>>>>
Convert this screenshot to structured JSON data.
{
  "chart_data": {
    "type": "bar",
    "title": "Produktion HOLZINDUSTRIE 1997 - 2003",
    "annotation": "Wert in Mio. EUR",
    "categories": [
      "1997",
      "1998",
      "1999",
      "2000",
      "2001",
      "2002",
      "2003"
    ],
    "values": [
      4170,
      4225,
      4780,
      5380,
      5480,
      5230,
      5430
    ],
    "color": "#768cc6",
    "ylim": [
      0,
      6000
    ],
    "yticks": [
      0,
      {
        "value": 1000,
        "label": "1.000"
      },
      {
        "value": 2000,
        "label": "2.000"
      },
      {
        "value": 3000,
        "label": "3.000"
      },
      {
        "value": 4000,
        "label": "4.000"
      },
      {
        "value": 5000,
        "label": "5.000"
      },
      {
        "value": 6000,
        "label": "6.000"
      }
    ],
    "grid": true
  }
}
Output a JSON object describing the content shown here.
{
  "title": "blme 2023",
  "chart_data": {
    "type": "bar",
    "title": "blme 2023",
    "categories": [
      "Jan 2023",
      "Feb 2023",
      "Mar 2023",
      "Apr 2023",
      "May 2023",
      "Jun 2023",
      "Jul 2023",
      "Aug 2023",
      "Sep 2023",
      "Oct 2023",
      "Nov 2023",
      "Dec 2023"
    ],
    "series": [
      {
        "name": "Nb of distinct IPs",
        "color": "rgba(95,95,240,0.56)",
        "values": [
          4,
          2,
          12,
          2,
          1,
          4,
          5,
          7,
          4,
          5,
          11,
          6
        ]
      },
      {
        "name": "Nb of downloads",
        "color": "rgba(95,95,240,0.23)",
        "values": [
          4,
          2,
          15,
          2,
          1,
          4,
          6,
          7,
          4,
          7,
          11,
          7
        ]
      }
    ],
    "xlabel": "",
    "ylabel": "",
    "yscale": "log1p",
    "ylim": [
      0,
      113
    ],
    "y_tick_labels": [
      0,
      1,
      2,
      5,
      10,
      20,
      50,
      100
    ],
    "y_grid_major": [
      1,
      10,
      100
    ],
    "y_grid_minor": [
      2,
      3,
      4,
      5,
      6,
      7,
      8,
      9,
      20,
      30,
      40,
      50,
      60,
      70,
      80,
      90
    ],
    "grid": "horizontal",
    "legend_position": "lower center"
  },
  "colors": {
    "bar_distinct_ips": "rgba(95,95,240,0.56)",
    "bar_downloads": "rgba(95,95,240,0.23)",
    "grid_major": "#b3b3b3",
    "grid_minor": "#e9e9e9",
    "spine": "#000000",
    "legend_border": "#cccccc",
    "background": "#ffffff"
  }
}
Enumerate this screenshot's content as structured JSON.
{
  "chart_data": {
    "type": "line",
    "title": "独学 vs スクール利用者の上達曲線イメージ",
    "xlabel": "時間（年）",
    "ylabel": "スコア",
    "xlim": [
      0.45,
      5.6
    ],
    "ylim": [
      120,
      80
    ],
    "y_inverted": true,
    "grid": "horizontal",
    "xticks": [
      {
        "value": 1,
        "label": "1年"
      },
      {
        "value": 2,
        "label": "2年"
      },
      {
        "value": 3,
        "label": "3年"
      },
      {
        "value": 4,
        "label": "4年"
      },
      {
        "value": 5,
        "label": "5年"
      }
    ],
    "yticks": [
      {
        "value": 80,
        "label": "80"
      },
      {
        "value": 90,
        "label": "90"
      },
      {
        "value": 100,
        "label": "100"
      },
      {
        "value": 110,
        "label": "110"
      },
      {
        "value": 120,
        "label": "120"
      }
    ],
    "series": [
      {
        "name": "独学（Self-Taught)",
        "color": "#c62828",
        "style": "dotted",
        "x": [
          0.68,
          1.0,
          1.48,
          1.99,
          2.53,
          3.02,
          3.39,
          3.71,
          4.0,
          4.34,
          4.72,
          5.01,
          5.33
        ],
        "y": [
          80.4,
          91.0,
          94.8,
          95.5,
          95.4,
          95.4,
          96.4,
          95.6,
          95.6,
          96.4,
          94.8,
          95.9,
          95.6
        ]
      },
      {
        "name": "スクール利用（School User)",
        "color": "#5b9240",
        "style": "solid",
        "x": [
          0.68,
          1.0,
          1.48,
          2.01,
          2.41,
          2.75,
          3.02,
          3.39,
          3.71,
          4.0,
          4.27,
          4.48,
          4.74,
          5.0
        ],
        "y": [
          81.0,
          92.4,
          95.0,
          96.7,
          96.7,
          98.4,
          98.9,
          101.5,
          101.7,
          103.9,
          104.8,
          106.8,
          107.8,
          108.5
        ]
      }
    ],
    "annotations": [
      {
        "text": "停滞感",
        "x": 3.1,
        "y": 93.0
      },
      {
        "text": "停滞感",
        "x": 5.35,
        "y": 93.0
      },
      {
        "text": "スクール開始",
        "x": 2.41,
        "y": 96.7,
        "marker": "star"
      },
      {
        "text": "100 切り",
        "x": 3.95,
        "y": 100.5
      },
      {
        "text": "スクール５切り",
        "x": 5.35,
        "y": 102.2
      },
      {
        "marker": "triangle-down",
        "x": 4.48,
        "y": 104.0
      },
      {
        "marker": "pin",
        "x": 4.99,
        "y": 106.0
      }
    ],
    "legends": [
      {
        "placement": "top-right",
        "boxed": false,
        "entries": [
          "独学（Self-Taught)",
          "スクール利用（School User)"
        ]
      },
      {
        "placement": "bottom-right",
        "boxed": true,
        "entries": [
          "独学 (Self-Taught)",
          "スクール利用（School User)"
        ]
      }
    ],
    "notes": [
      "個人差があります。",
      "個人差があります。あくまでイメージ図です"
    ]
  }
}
<<<<
Identify and extract each line of the listing that contains "structured".

[THE COMPLETED TASK]:
Convert this screenshot to structured JSON data.
Enumerate this screenshot's content as structured JSON.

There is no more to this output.